SELECTED EXCERPT START

For decades, history books have presented the neat narrative that ancient humans walked from Siberia to Alaska via a land bridge known as Beringia around 13,000 years ago. These people were known as the First Americans, mammoth hunters who arrived after the ice began to melt at the end of the Ice Age.
However, a recent study led by Loren Davis, an anthropology professor at Oregon State University, and David B. Madsen, an archaeologist from the University of Nevada, Reno, offers a much older story that challenges this long-accepted logic.
Their research suggests that the earliest humans may not have arrived by land at all, but instead sailed along the Pacific coastline around 20,000 years ago—thousands of years before the Beringia land corridor became passable.
“This study puts the First Americans back into the global story of the Paleolithic,” Davis said. “They weren’t outliers—they were part of a shared technological legacy.”
Published in the journal Science Advances, the research challenges long-held theories about who the first people in the Americas were and how they got there.
Following a Frozen Coastline
During the last Ice Age, much of the world’s seawater was locked in glaciers, pushing sea levels hundreds of feet lower than today. At that time, northern Japan (Hokkaido), Russia’s Kamchatka Peninsula, and the Kuril Islands formed a single landmass now referred to as the Paleo-Sakhalin-Hokkaido-Kuril (PSHK) region.

SELECTED EXCERPT END

● **PROBLEMS TO WORK ON**
1. Answer these questions from the article on the First Americans:
(a) At which university is Loren Davis an anthropology professor?
(b) How long ago does the study suggest the earliest humans sailed along the Pacific coastline?
(c) In which journal was the research published?
2. From the article on the First Americans, list every area that formed the single landmass called the Paleo-Sakhalin-Hokkaido-Kuril (PSHK) region during the last Ice Age.
3. Duplicate the article on the First Americans from "For decades, history" to "corridor became passable.".
The items are separate material and have no connection to the article on the First Americans.

RECORD EXCERPTS START

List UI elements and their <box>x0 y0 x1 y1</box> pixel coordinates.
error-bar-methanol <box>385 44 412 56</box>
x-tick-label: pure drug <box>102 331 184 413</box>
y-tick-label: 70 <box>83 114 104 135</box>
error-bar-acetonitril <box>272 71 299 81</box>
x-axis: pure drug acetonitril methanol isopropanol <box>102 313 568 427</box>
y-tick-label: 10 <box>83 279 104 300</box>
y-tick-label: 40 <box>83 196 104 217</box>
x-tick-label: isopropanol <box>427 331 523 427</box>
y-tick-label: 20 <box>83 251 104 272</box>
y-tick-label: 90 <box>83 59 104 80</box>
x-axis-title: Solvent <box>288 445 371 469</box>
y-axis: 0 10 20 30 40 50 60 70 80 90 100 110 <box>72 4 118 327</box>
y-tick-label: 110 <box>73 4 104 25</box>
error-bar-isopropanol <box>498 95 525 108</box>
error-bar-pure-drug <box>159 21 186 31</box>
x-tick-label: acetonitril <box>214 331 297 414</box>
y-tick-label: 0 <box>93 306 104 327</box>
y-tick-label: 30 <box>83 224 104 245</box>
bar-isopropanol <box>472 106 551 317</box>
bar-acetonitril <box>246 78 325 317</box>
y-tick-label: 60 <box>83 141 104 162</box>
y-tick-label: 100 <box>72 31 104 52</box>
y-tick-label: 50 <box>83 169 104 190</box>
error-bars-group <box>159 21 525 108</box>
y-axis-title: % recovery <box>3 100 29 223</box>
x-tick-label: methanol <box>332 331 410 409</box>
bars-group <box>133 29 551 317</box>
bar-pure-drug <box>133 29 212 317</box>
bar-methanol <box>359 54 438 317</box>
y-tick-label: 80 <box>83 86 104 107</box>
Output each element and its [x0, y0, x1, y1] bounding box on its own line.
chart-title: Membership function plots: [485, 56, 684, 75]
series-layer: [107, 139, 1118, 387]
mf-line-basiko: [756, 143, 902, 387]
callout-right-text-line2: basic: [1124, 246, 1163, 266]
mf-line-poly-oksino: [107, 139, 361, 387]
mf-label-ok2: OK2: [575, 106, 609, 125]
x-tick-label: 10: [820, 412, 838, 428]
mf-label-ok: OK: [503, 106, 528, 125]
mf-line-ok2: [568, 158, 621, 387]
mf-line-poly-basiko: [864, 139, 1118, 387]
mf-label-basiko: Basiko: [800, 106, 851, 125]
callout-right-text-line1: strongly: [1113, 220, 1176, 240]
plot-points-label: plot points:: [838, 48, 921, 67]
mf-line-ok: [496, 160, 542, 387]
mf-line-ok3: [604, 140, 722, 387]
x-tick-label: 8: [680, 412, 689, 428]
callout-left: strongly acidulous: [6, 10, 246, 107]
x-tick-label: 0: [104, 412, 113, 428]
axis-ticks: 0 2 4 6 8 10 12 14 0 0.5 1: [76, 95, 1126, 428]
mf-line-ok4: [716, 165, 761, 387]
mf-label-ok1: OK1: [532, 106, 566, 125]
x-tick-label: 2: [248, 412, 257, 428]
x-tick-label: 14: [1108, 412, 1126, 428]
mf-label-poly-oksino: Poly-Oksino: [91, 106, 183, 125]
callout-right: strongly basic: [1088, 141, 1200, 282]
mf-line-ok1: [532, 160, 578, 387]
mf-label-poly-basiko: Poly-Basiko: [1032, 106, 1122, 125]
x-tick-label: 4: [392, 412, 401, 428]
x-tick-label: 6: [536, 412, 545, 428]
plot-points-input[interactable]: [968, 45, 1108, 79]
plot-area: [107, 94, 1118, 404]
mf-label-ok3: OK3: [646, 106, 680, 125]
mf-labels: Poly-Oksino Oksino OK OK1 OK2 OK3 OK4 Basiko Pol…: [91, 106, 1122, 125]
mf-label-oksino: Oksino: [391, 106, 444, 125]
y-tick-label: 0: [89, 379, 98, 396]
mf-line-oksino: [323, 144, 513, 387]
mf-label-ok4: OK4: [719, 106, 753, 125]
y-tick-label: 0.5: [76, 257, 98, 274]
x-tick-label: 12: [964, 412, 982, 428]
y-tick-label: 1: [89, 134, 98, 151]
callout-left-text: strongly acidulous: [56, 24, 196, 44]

RECORD EXCERPTS END

● **TASK-BY-TASK OUTPUTS**
1.
(a) Oregon State University
(b) Around 20,000 years ago
(c) Science Advances

2.
- Northern Japan (Hokkaido)
- Russia's Kamchatka Peninsula
- The Kuril Islands

3.
For decades, history books have presented the neat narrative that ancient humans walked from Siberia to Alaska via a land bridge known as Beringia around 13,000 years ago. These people were known as the First Americans, mammoth hunters who arrived after the ice began to melt at the end of the Ice Age.
However, a recent study led by Loren Davis, an anthropology professor at Oregon State University, and David B. Madsen, an archaeologist from the University of Nevada, Reno, offers a much older story that challenges this long-accepted logic.
Their research suggests that the earliest humans may not have arrived by land at all, but instead sailed along the Pacific coastline around 20,000 years ago—thousands of years before the Beringia land corridor became passable.